The exercise:
Report only how many lines of the entries below contain the string "Enter".

Raw records:

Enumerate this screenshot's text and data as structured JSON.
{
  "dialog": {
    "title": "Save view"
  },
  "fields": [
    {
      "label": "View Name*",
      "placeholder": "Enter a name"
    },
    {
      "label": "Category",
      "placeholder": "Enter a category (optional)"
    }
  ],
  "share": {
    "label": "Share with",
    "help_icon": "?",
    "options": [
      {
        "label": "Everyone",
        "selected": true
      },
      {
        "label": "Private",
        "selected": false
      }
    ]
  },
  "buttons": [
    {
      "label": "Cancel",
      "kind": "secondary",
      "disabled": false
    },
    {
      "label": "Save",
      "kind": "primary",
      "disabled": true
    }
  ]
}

...

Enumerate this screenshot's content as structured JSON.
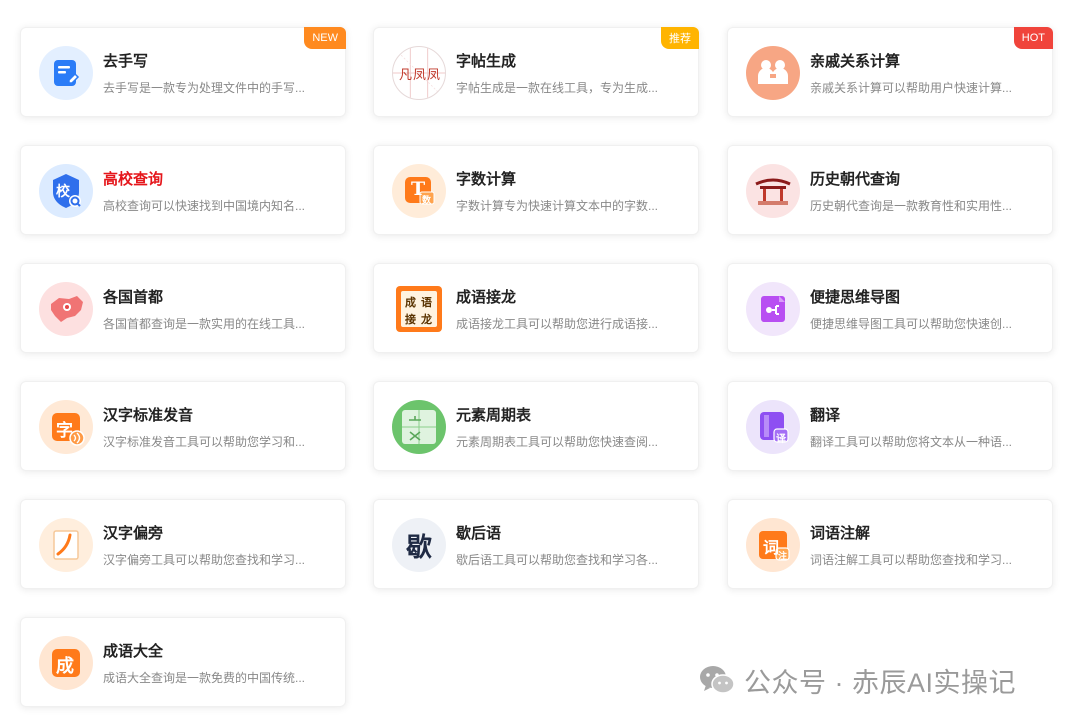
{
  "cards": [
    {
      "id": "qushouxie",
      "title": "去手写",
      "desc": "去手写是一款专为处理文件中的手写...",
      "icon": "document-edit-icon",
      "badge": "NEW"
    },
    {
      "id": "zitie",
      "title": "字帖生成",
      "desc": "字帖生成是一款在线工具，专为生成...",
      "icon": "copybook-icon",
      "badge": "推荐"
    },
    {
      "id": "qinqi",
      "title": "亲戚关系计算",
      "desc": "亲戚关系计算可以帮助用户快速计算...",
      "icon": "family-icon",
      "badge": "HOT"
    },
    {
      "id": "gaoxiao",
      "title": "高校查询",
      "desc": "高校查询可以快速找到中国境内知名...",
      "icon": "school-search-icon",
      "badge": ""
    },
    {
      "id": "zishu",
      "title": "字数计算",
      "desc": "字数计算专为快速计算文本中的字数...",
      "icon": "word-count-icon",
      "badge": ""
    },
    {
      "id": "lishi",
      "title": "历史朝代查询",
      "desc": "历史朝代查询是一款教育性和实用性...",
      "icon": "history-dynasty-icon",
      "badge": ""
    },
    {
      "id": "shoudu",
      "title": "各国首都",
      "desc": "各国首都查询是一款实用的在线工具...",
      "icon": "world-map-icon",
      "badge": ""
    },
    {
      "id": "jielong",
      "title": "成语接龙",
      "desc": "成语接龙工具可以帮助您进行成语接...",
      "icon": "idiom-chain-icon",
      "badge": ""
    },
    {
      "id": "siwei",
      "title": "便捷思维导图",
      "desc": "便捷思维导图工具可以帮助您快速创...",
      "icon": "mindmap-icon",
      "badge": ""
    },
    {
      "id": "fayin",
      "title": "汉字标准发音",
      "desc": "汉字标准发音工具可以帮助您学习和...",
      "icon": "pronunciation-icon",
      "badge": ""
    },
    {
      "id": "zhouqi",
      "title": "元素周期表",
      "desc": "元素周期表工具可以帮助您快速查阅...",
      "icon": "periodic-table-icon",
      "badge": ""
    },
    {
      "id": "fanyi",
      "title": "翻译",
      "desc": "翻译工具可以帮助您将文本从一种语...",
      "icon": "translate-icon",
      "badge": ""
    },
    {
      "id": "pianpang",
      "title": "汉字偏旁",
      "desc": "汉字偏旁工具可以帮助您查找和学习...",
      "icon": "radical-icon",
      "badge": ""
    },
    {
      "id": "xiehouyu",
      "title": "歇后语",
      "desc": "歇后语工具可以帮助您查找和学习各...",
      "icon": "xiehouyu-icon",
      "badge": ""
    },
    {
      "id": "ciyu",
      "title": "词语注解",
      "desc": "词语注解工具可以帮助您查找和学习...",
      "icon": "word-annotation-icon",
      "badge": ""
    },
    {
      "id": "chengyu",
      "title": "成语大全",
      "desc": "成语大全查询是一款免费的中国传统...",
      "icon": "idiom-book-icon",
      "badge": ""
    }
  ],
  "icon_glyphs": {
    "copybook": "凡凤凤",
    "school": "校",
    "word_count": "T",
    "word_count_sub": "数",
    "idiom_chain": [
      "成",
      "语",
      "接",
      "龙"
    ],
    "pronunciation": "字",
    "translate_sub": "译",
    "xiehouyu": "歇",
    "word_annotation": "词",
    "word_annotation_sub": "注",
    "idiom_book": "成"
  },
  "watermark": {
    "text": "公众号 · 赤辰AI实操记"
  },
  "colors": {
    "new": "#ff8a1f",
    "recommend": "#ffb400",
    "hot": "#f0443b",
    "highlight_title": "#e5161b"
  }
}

Task response:
2